[Tarefas do exercício]
1. Responda às perguntas abaixo com base no relato da chegada a Istambul.
(a) Em que período do dia o voo chegou ao aeroporto?
(b) Que temperatura o relógio do carro indicava?
(c) Qual era a temperatura aproximada em Berlim na partida?
2. Retome o relato da chegada a Istambul e continue a narrativa a partir da última frase apresentada.

[Trecho do documento]

────

Estou para dizer que quem já desceu a Ladeira Porto Geral em vésperas de feriado não precisa mais vir a Istambul. Meu voo chegou de madrugada no aeroporto Internacional Tartürk e para minha felicidade lá estava um senhor com uma plaquinha com meu nome na saída de passageiros. Aprendi que isso, na (grande) maioria dos casos, não é um luxo, mas sim uma necessidade para quem passa horas a fio espremido numa classe econômica, ouvindo berros de crianças a noite toda. Não há coisa mais bem paga!
A partir daquela hora, esqueço meu alemão e volto a tirar meu inglês do fundo do baú. Adiantei uma hora no meu relógio que ainda mostrava o horário da Alemanha e respirei o ar quente da madrugada. Pelo relógio do carro, a temperatura batia os 25 graus. "Prefere que ligue o ar condicionado ou abro as janelas?"Optei pelo primeiro, certo de que o ar quente externo jamais traria qualquer alívio. Saí de Berlin sob um vento frio de uns 15 graus, mas o motorista - turco, claro - já me adiantara o que eu iria enfrentar no seu país natal. Exagerou nos 35 graus.

────

[Material coletado]
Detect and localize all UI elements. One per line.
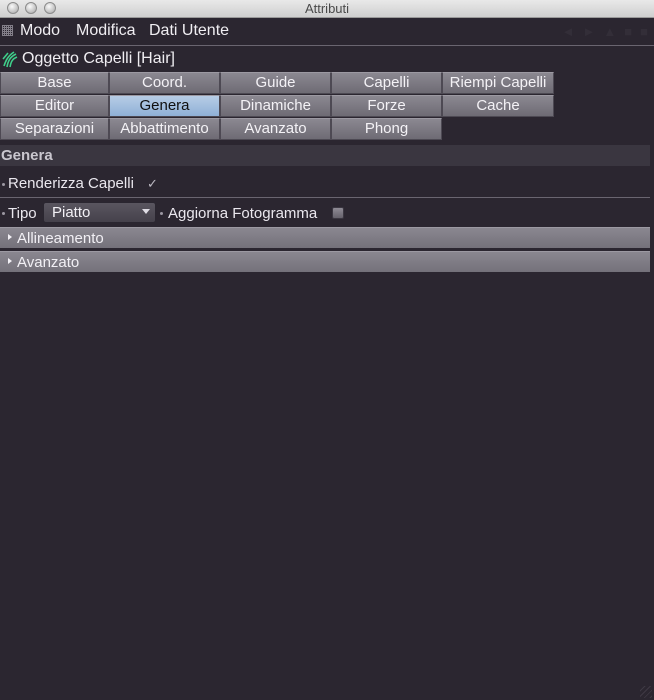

────

[Respostas das tarefas]
1.
(a) De madrugada.
(b) 25 graus.
(c) Uns 15 graus.

2.
Como de noite todos os gatos são pardos, não dei muita importância aos arredores malcuidados da ex-Constantinopla. Desembarquei na portaria do Hotel Black Bird, no bairro de Fatih. Ainda bem que a noite esconde defeitos, mas não escondeu os do quarto malcheiroso que me deram para aquele resto de noite. O cansaço me fez ignorar até duas goteiras que embalaram meu sono. Dei de ombros, afinal a promessa era de troca de quarto poucas horas depois, o que realmente aconteceu.
Se a primeira impressão é a que fica, pobre Constantinopla… Dormi tão pesadamente que nem sequer ouvi o chamado do Imã para as primeiras orações do dia por volta das 6 da manhã. Um misto de lamento com babalu-em-turco, este amável convite da autoridade máxima das mesquitas muçulmanas se repete num intervalo de menos de 3 horas. É exótico, mas enfurece quem quer preservar seu sono matinal. Com o passar dos dias, o turista - e a rigor a maioria dos turcos - ignora a cantoria do Imã.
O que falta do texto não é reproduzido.